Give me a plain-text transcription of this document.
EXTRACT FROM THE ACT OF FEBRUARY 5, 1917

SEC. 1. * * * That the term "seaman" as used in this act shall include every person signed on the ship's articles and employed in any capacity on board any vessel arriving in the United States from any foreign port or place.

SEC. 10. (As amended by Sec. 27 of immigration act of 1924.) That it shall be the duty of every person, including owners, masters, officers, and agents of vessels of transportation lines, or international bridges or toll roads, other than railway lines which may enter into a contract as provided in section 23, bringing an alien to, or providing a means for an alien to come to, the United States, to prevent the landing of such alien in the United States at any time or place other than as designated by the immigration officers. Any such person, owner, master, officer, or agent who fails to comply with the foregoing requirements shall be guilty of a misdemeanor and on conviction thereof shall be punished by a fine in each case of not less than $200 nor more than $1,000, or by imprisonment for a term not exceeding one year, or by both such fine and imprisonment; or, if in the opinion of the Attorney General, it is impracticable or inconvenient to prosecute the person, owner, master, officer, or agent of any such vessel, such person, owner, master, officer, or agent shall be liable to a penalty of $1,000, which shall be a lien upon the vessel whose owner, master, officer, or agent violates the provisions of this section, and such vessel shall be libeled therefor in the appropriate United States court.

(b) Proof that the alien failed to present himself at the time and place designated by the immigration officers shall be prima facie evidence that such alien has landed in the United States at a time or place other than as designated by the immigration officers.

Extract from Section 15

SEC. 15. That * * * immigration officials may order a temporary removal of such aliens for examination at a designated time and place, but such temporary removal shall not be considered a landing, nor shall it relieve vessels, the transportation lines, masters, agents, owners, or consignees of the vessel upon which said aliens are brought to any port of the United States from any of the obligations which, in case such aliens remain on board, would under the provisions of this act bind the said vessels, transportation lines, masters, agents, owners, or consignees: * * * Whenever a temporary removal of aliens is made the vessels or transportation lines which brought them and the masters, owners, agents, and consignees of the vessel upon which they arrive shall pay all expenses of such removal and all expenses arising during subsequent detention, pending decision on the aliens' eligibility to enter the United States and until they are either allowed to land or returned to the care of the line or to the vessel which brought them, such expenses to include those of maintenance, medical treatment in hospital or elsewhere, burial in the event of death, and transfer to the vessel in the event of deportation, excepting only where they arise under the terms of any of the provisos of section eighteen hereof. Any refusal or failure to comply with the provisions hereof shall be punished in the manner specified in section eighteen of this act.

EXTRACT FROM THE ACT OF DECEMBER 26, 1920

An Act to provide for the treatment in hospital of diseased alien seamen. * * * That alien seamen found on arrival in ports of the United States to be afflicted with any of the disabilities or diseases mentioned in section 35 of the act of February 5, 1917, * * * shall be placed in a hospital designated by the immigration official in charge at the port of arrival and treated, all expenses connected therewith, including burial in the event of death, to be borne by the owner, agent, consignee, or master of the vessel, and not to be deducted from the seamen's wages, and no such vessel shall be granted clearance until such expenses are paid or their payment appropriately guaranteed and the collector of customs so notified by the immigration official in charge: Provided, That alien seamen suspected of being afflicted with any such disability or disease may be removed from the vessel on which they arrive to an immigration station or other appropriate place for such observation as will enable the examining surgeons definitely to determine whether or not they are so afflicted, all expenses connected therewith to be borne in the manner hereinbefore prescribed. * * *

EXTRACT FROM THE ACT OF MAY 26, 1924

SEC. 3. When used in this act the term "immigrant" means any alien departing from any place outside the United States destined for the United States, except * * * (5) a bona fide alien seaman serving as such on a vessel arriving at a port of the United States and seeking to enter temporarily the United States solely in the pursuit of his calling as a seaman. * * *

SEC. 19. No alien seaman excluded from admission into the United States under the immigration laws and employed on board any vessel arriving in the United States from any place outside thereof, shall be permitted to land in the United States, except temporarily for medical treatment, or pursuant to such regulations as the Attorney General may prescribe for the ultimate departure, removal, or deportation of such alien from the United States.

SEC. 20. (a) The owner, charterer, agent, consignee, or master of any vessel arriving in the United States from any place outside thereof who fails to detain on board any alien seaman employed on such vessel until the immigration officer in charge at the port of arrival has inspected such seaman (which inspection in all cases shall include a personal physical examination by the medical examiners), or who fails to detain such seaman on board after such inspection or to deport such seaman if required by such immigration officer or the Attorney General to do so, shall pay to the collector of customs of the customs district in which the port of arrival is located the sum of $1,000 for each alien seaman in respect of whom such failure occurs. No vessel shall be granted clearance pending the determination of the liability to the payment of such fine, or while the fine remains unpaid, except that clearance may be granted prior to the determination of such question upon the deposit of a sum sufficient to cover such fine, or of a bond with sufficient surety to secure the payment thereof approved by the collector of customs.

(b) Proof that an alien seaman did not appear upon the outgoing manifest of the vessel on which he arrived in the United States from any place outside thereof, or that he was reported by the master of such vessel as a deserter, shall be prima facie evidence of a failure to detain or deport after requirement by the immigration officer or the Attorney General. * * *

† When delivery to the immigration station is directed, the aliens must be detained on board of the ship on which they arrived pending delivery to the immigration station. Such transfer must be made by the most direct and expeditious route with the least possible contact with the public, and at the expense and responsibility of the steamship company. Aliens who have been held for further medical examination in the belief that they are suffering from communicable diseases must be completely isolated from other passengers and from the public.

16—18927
++++
Tell how many lines in the material above include the word "used", giving the number only.

2